* **What the task requires**
Do any lines in the data below contain "source"? If so, copy every one of them.

* **Records shown**
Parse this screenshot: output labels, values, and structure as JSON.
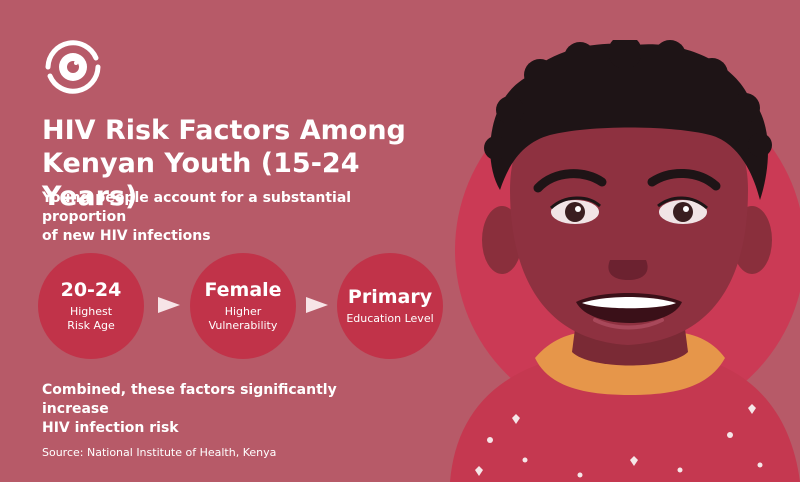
{
  "title": {
    "line1": "HIV Risk Factors Among",
    "line2": "Kenyan Youth (15-24 Years)"
  },
  "subtitle": {
    "line1": "Young people account for a substantial proportion",
    "line2": "of new HIV infections"
  },
  "factors": [
    {
      "value": "20-24",
      "line1": "Highest",
      "line2": "Risk Age"
    },
    {
      "value": "Female",
      "line1": "Higher",
      "line2": "Vulnerability"
    },
    {
      "value": "Primary",
      "line1": "Education Level",
      "line2": ""
    }
  ],
  "combined": {
    "line1": "Combined, these factors significantly increase",
    "line2": "HIV infection risk"
  },
  "source": "Source: National Institute of Health, Kenya",
  "colors": {
    "background": "#b75a68",
    "circle": "#c13349",
    "text": "#ffffff"
  },
  "icons": {
    "logo": "eye-logo-icon",
    "arrow": "triangle-right-icon"
  }
}
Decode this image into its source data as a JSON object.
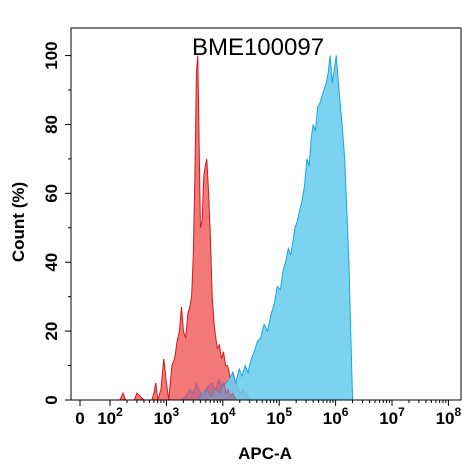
{
  "chart_data": {
    "type": "area",
    "title": "BME100097",
    "xlabel": "APC-A",
    "ylabel": "Count  (%)",
    "xscale": "biexponential",
    "xlim": [
      0,
      100000000
    ],
    "ylim": [
      0,
      108
    ],
    "x_ticks": [
      {
        "label": "0",
        "value": 0
      },
      {
        "base": "10",
        "exp": "2",
        "value": 100
      },
      {
        "base": "10",
        "exp": "3",
        "value": 1000
      },
      {
        "base": "10",
        "exp": "4",
        "value": 10000
      },
      {
        "base": "10",
        "exp": "5",
        "value": 100000
      },
      {
        "base": "10",
        "exp": "6",
        "value": 1000000
      },
      {
        "base": "10",
        "exp": "7",
        "value": 10000000
      },
      {
        "base": "10",
        "exp": "8",
        "value": 100000000
      }
    ],
    "y_ticks": [
      0,
      20,
      40,
      60,
      80,
      100
    ],
    "grid": false,
    "legend": "none",
    "series": [
      {
        "color": "#f26a6a",
        "stroke": "#d11818",
        "x": [
          150,
          170,
          190,
          210,
          240,
          270,
          300,
          400,
          550,
          600,
          650,
          700,
          800,
          900,
          1000,
          1100,
          1250,
          1400,
          1550,
          1700,
          1850,
          2000,
          2200,
          2400,
          2600,
          2800,
          3000,
          3200,
          3400,
          3600,
          3800,
          4000,
          4300,
          4600,
          4900,
          5200,
          5600,
          6000,
          6500,
          7000,
          7500,
          8000,
          8700,
          9500,
          10300,
          11200,
          12100,
          13000,
          14000,
          15200,
          16500,
          18000,
          19500,
          21000,
          23000,
          25000,
          28000,
          32000
        ],
        "values": [
          0,
          2,
          0,
          0,
          0,
          0,
          2,
          0,
          0,
          2,
          5,
          0,
          3,
          12,
          5,
          0,
          10,
          12,
          17,
          20,
          27,
          20,
          18,
          25,
          27,
          30,
          42,
          65,
          95,
          100,
          75,
          50,
          52,
          65,
          68,
          70,
          60,
          48,
          30,
          22,
          18,
          15,
          16,
          12,
          14,
          10,
          10,
          8,
          4,
          8,
          5,
          4,
          2,
          2,
          3,
          2,
          1,
          0
        ]
      },
      {
        "color": "#6dcdef",
        "stroke": "#19a7db",
        "x": [
          200,
          300,
          500,
          700,
          900,
          1100,
          1400,
          1700,
          2000,
          2500,
          3000,
          3600,
          4300,
          5200,
          6200,
          7400,
          8800,
          10000,
          11500,
          13000,
          15000,
          17000,
          19500,
          22000,
          25000,
          28000,
          32000,
          36000,
          41000,
          47000,
          54000,
          62000,
          72000,
          82000,
          92000,
          105000,
          118000,
          130000,
          145000,
          160000,
          175000,
          190000,
          210000,
          230000,
          255000,
          280000,
          310000,
          340000,
          370000,
          400000,
          440000,
          480000,
          520000,
          570000,
          620000,
          680000,
          740000,
          800000,
          870000,
          950000,
          1030000,
          1120000,
          1220000,
          1330000,
          1450000,
          1580000,
          1720000,
          1850000,
          2000000
        ],
        "values": [
          0,
          0,
          0,
          0,
          0,
          0,
          0,
          0,
          0,
          0,
          0,
          0,
          2,
          3,
          1,
          3,
          2,
          4,
          5,
          6,
          8,
          5,
          9,
          7,
          10,
          8,
          12,
          14,
          17,
          18,
          22,
          20,
          25,
          28,
          33,
          32,
          38,
          40,
          44,
          42,
          46,
          50,
          52,
          55,
          58,
          62,
          70,
          68,
          76,
          80,
          78,
          85,
          86,
          88,
          90,
          92,
          95,
          100,
          92,
          96,
          100,
          92,
          85,
          78,
          70,
          55,
          40,
          20,
          0
        ]
      },
      {
        "color": "#a85e88",
        "stroke": "#a85e88",
        "x": [
          1800,
          2200,
          2600,
          3000,
          3400,
          3800,
          4200,
          4800,
          5500,
          6500,
          7500,
          8500,
          9500,
          10500,
          11500,
          12500,
          13500,
          15000,
          17000
        ],
        "values": [
          0,
          1,
          3,
          2,
          5,
          3,
          1,
          2,
          4,
          5,
          3,
          6,
          4,
          5,
          2,
          3,
          1,
          2,
          0
        ]
      }
    ]
  }
}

* **Response**
  "source": "Source: National Institute of Health, Kenya",
Decode this image into its source data as a JSON object.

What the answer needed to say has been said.